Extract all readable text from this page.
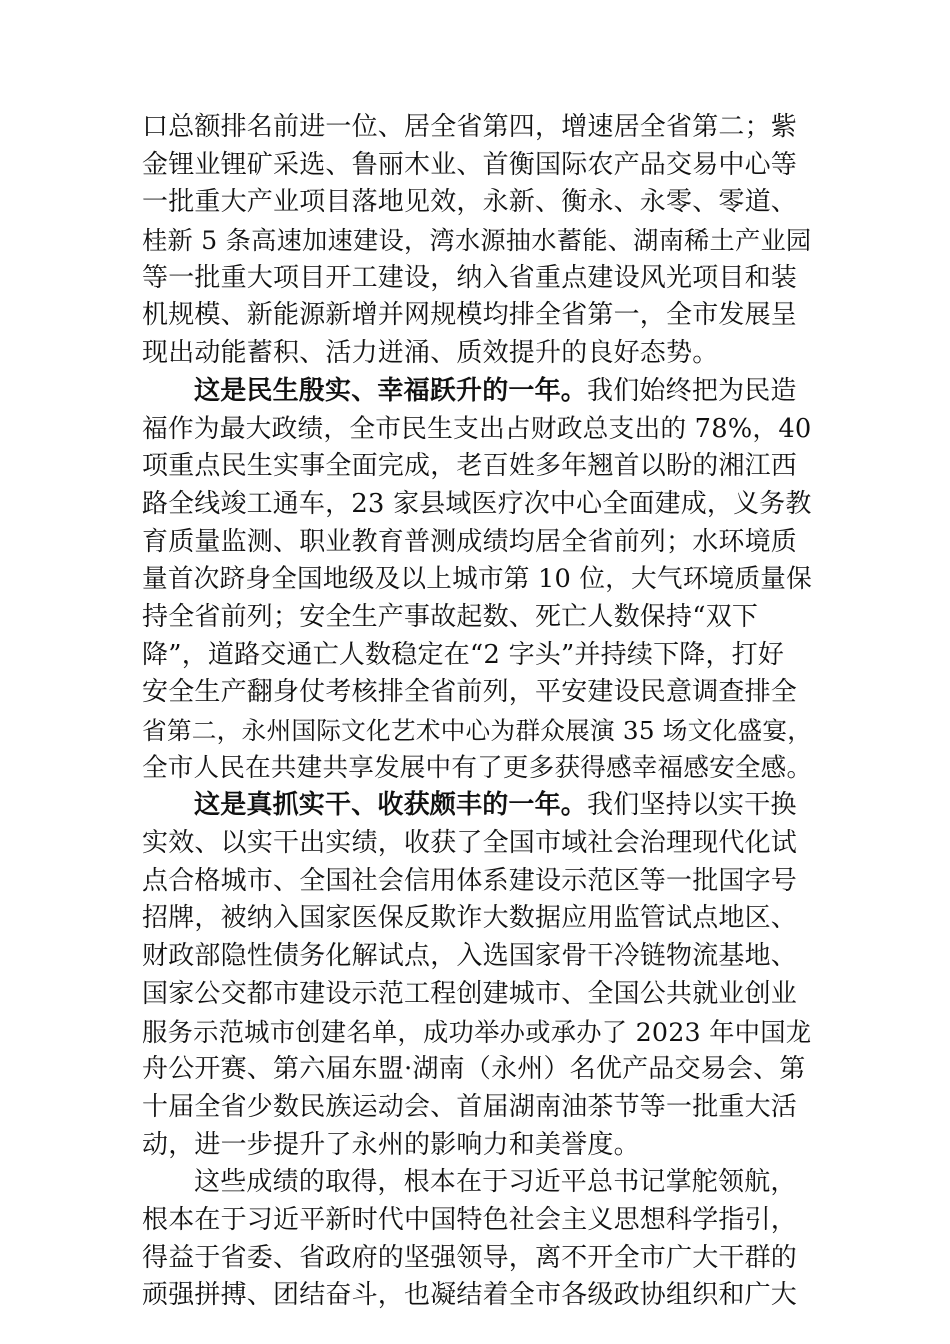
口总额排名前进一位、居全省第四，增速居全省第二；紫
金锂业锂矿采选、鲁丽木业、首衡国际农产品交易中心等
一批重大产业项目落地见效，永新、衡永、永零、零道、
桂新 5 条高速加速建设，湾水源抽水蓄能、湖南稀土产业园
等一批重大项目开工建设，纳入省重点建设风光项目和装
机规模、新能源新增并网规模均排全省第一，全市发展呈
现出动能蓄积、活力迸涌、质效提升的良好态势。
这是民生殷实、幸福跃升的一年。我们始终把为民造
福作为最大政绩，全市民生支出占财政总支出的 78%，40
项重点民生实事全面完成，老百姓多年翘首以盼的湘江西
路全线竣工通车，23 家县域医疗次中心全面建成，义务教
育质量监测、职业教育普测成绩均居全省前列；水环境质
量首次跻身全国地级及以上城市第 10 位，大气环境质量保
持全省前列；安全生产事故起数、死亡人数保持“双下
降”，道路交通亡人数稳定在“2 字头”并持续下降，打好
安全生产翻身仗考核排全省前列，平安建设民意调查排全
省第二，永州国际文化艺术中心为群众展演 35 场文化盛宴，
全市人民在共建共享发展中有了更多获得感幸福感安全感。
这是真抓实干、收获颇丰的一年。我们坚持以实干换
实效、以实干出实绩，收获了全国市域社会治理现代化试
点合格城市、全国社会信用体系建设示范区等一批国字号
招牌，被纳入国家医保反欺诈大数据应用监管试点地区、
财政部隐性债务化解试点，入选国家骨干冷链物流基地、
国家公交都市建设示范工程创建城市、全国公共就业创业
服务示范城市创建名单，成功举办或承办了 2023 年中国龙
舟公开赛、第六届东盟·湖南（永州）名优产品交易会、第
十届全省少数民族运动会、首届湖南油茶节等一批重大活
动，进一步提升了永州的影响力和美誉度。
这些成绩的取得，根本在于习近平总书记掌舵领航，
根本在于习近平新时代中国特色社会主义思想科学指引，
得益于省委、省政府的坚强领导，离不开全市广大干群的
顽强拼搏、团结奋斗，也凝结着全市各级政协组织和广大
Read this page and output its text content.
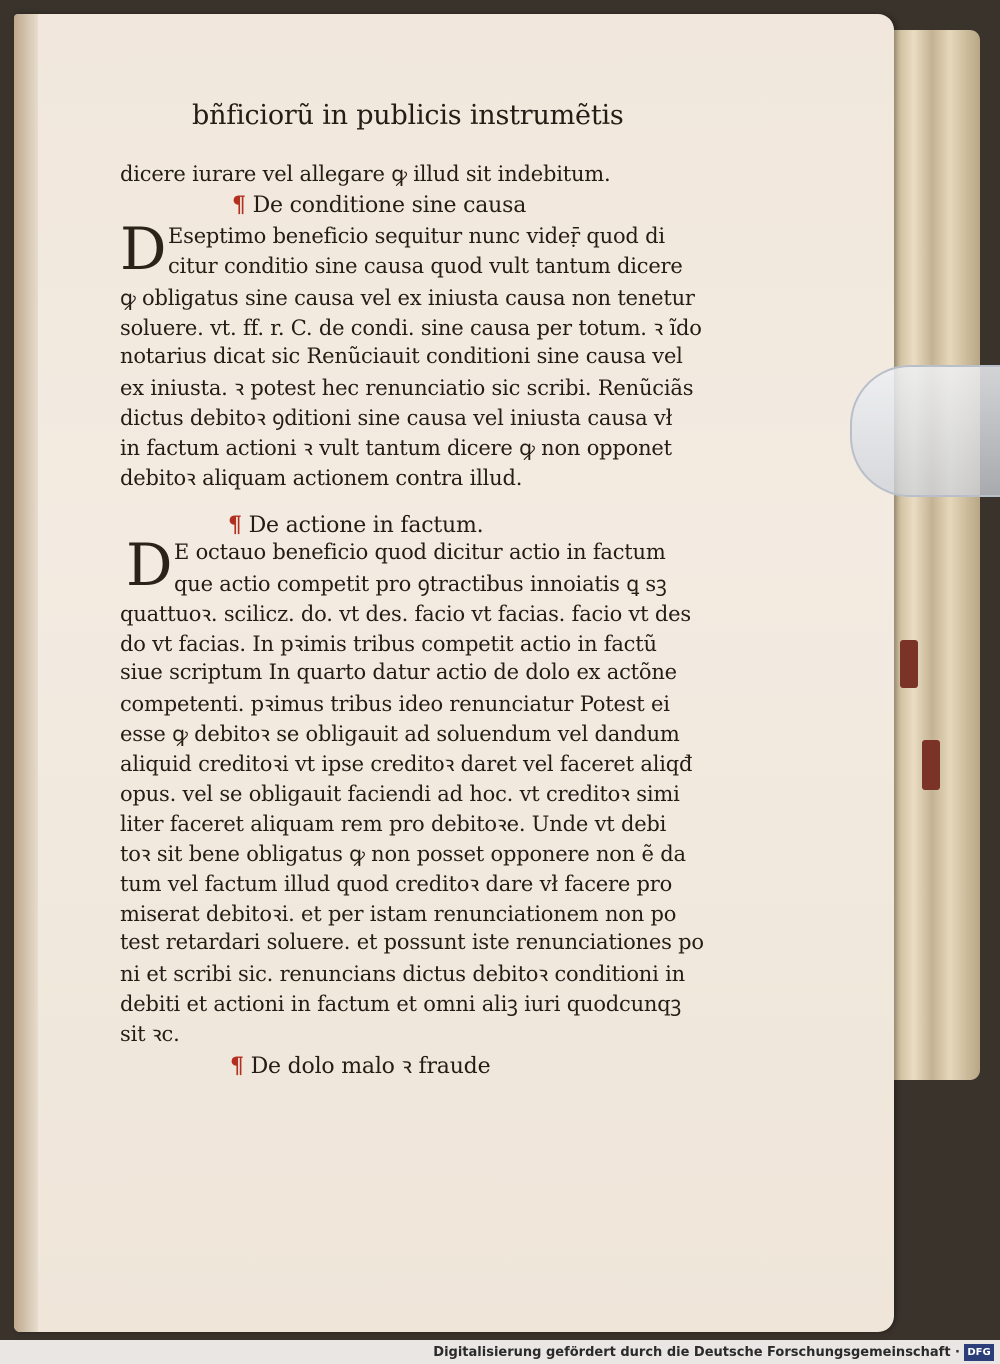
bñficiorũ in publicis instrumẽtis
dicere iurare vel allegare ꝙ illud sit indebitum.
¶ De conditione sine causa
D Eseptimo beneficio sequitur nunc videṝ quod di
citur conditio sine causa quod vult tantum dicere
ꝙ obligatus sine causa vel ex iniusta causa non tenetur
soluere. vt. ff. r. C. de condi. sine causa per totum. ꝛ ĩdo
notarius dicat sic Renũciauit conditioni sine causa vel
ex iniusta. ꝛ potest hec renunciatio sic scribi. Renũciãs
dictus debitoꝛ ꝯditioni sine causa vel iniusta causa vł
in factum actioni ꝛ vult tantum dicere ꝙ non opponet
debitoꝛ aliquam actionem contra illud.
¶ De actione in factum.
D E octauo beneficio quod dicitur actio in factum
que actio competit pro ꝯtractibus innoiatis ꝗ sꝫ
quattuoꝛ. scilicz. do. vt des. facio vt facias. facio vt des
do vt facias. In pꝛimis tribus competit actio in factũ
siue scriptum In quarto datur actio de dolo ex actõne
competenti. pꝛimus tribus ideo renunciatur Potest ei
esse ꝙ debitoꝛ se obligauit ad soluendum vel dandum
aliquid creditoꝛi vt ipse creditoꝛ daret vel faceret aliqđ
opus. vel se obligauit faciendi ad hoc. vt creditoꝛ simi
liter faceret aliquam rem pro debitoꝛe. Unde vt debi
toꝛ sit bene obligatus ꝙ non posset opponere non ẽ da
tum vel factum illud quod creditoꝛ dare vł facere pro
miserat debitoꝛi. et per istam renunciationem non po
test retardari soluere. et possunt iste renunciationes po
ni et scribi sic. renuncians dictus debitoꝛ conditioni in
debiti et actioni in factum et omni aliꝫ iuri quodcunqꝫ
sit ꝛc.
¶ De dolo malo ꝛ fraude
Digitalisierung gefördert durch die Deutsche Forschungsgemeinschaft · DFG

☆ ☆ ☆ ☆ ☆ ☆ ☆

*What you have to do*: Pick out every line holding the string "tantum" and return it.

*Written solution*:
citur conditio sine causa quod vult tantum dicere
in factum actioni ꝛ vult tantum dicere ꝙ non opponet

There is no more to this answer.